[Extracted data entries]
+===+

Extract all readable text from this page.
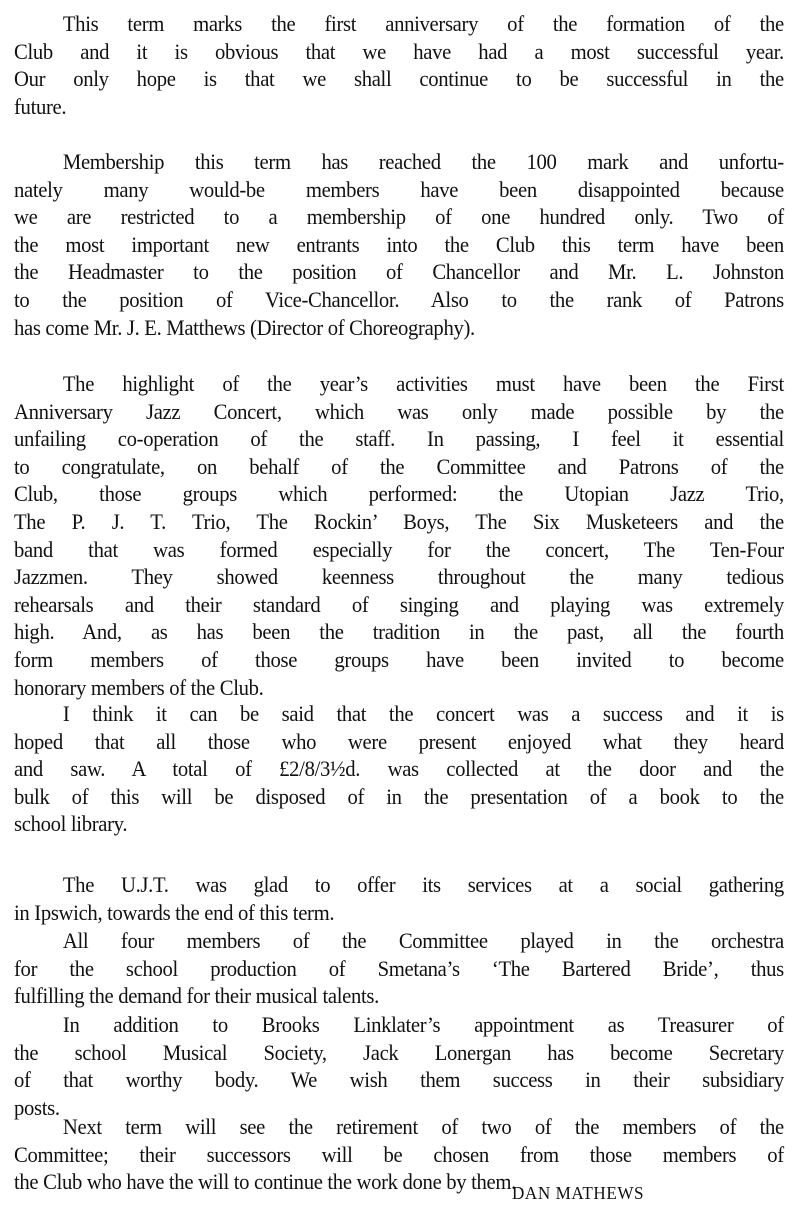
This term marks the first anniversary of the formation of the
Club and it is obvious that we have had a most successful year.
Our only hope is that we shall continue to be successful in the
future.
Membership this term has reached the 100 mark and unfortu-
nately many would-be members have been disappointed because
we are restricted to a membership of one hundred only. Two of
the most important new entrants into the Club this term have been
the Headmaster to the position of Chancellor and Mr. L. Johnston
to the position of Vice-Chancellor. Also to the rank of Patrons
has come Mr. J. E. Matthews (Director of Choreography).
The highlight of the year’s activities must have been the First
Anniversary Jazz Concert, which was only made possible by the
unfailing co-operation of the staff. In passing, I feel it essential
to congratulate, on behalf of the Committee and Patrons of the
Club, those groups which performed: the Utopian Jazz Trio,
The P. J. T. Trio, The Rockin’ Boys, The Six Musketeers and the
band that was formed especially for the concert, The Ten-Four
Jazzmen. They showed keenness throughout the many tedious
rehearsals and their standard of singing and playing was extremely
high. And, as has been the tradition in the past, all the fourth
form members of those groups have been invited to become
honorary members of the Club.
I think it can be said that the concert was a success and it is
hoped that all those who were present enjoyed what they heard
and saw. A total of £2/8/3½d. was collected at the door and the
bulk of this will be disposed of in the presentation of a book to the
school library.
The U.J.T. was glad to offer its services at a social gathering
in Ipswich, towards the end of this term.
All four members of the Committee played in the orchestra
for the school production of Smetana’s ‘The Bartered Bride’, thus
fulfilling the demand for their musical talents.
In addition to Brooks Linklater’s appointment as Treasurer of
the school Musical Society, Jack Lonergan has become Secretary
of that worthy body. We wish them success in their subsidiary
posts.
Next term will see the retirement of two of the members of the
Committee; their successors will be chosen from those members of
the Club who have the will to continue the work done by them.
DAN MATHEWS
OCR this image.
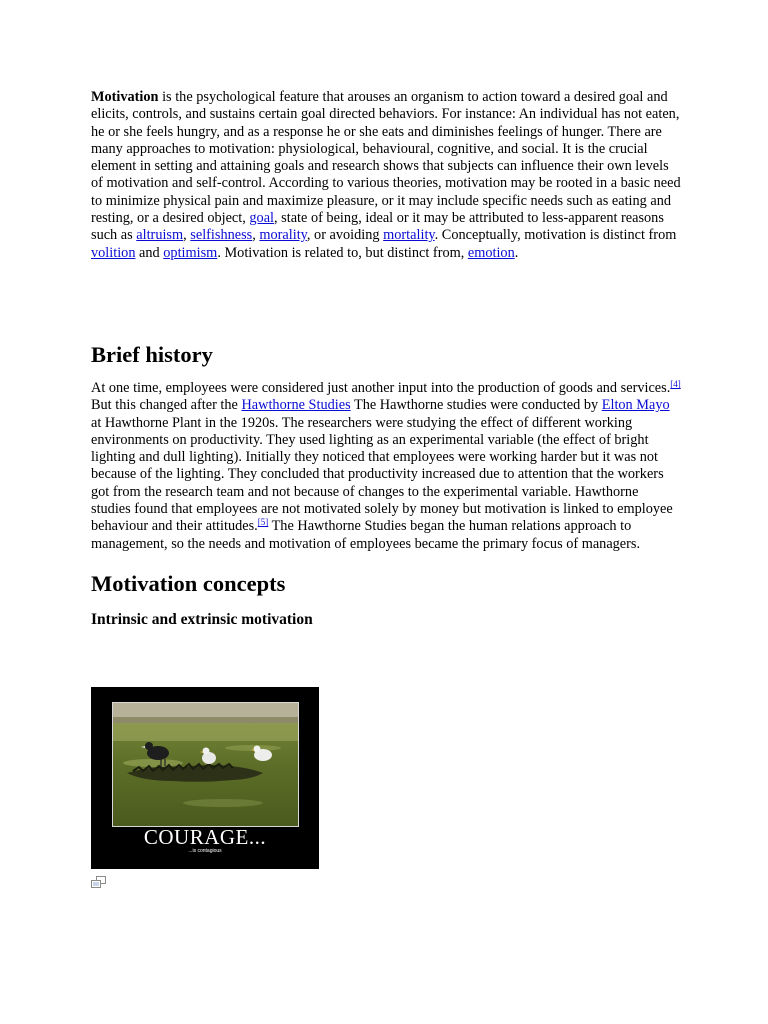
Motivation is the psychological feature that arouses an organism to action toward a desired goal and elicits, controls, and sustains certain goal directed behaviors. For instance: An individual has not eaten, he or she feels hungry, and as a response he or she eats and diminishes feelings of hunger. There are many approaches to motivation: physiological, behavioural, cognitive, and social. It is the crucial element in setting and attaining goals and research shows that subjects can influence their own levels of motivation and self-control. According to various theories, motivation may be rooted in a basic need to minimize physical pain and maximize pleasure, or it may include specific needs such as eating and resting, or a desired object, goal, state of being, ideal or it may be attributed to less-apparent reasons such as altruism, selfishness, morality, or avoiding mortality. Conceptually, motivation is distinct from volition and optimism. Motivation is related to, but distinct from, emotion.

Brief history

At one time, employees were considered just another input into the production of goods and services.[4] But this changed after the Hawthorne Studies The Hawthorne studies were conducted by Elton Mayo at Hawthorne Plant in the 1920s. The researchers were studying the effect of different working environments on productivity. They used lighting as an experimental variable (the effect of bright lighting and dull lighting). Initially they noticed that employees were working harder but it was not because of the lighting. They concluded that productivity increased due to attention that the workers got from the research team and not because of changes to the experimental variable. Hawthorne studies found that employees are not motivated solely by money but motivation is linked to employee behaviour and their attitudes.[5] The Hawthorne Studies began the human relations approach to management, so the needs and motivation of employees became the primary focus of managers.

Motivation concepts
Intrinsic and extrinsic motivation
COURAGE...
...is contagious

+===+

Task to carry out —
Every line above should be returned exactly; the pictures stay out.

Answer to this problem —
Extract all readable text from this page.
This term marks the first anniversary of the formation of the
Club and it is obvious that we have had a most successful year.
Our only hope is that we shall continue to be successful in the
future.
Membership this term has reached the 100 mark and unfortu-
nately many would-be members have been disappointed because
we are restricted to a membership of one hundred only. Two of
the most important new entrants into the Club this term have been
the Headmaster to the position of Chancellor and Mr. L. Johnston
to the position of Vice-Chancellor. Also to the rank of Patrons
has come Mr. J. E. Matthews (Director of Choreography).
The highlight of the year’s activities must have been the First
Anniversary Jazz Concert, which was only made possible by the
unfailing co-operation of the staff. In passing, I feel it essential
to congratulate, on behalf of the Committee and Patrons of the
Club, those groups which performed: the Utopian Jazz Trio,
The P. J. T. Trio, The Rockin’ Boys, The Six Musketeers and the
band that was formed especially for the concert, The Ten-Four
Jazzmen. They showed keenness throughout the many tedious
rehearsals and their standard of singing and playing was extremely
high. And, as has been the tradition in the past, all the fourth
form members of those groups have been invited to become
honorary members of the Club.
I think it can be said that the concert was a success and it is
hoped that all those who were present enjoyed what they heard
and saw. A total of £2/8/3½d. was collected at the door and the
bulk of this will be disposed of in the presentation of a book to the
school library.
The U.J.T. was glad to offer its services at a social gathering
in Ipswich, towards the end of this term.
All four members of the Committee played in the orchestra
for the school production of Smetana’s ‘The Bartered Bride’, thus
fulfilling the demand for their musical talents.
In addition to Brooks Linklater’s appointment as Treasurer of
the school Musical Society, Jack Lonergan has become Secretary
of that worthy body. We wish them success in their subsidiary
posts.
Next term will see the retirement of two of the members of the
Committee; their successors will be chosen from those members of
the Club who have the will to continue the work done by them.
DAN MATHEWS
OCR this image.
Motivation is the psychological feature that arouses an organism to action toward a desired goal and elicits, controls, and sustains certain goal directed behaviors. For instance: An individual has not eaten, he or she feels hungry, and as a response he or she eats and diminishes feelings of hunger. There are many approaches to motivation: physiological, behavioural, cognitive, and social. It is the crucial element in setting and attaining goals and research shows that subjects can influence their own levels of motivation and self-control. According to various theories, motivation may be rooted in a basic need to minimize physical pain and maximize pleasure, or it may include specific needs such as eating and resting, or a desired object, goal, state of being, ideal or it may be attributed to less-apparent reasons such as altruism, selfishness, morality, or avoiding mortality. Conceptually, motivation is distinct from volition and optimism. Motivation is related to, but distinct from, emotion.

Brief history

At one time, employees were considered just another input into the production of goods and services.[4] But this changed after the Hawthorne Studies The Hawthorne studies were conducted by Elton Mayo at Hawthorne Plant in the 1920s. The researchers were studying the effect of different working environments on productivity. They used lighting as an experimental variable (the effect of bright lighting and dull lighting). Initially they noticed that employees were working harder but it was not because of the lighting. They concluded that productivity increased due to attention that the workers got from the research team and not because of changes to the experimental variable. Hawthorne studies found that employees are not motivated solely by money but motivation is linked to employee behaviour and their attitudes.[5] The Hawthorne Studies began the human relations approach to management, so the needs and motivation of employees became the primary focus of managers.

Motivation concepts
Intrinsic and extrinsic motivation
COURAGE...
...is contagious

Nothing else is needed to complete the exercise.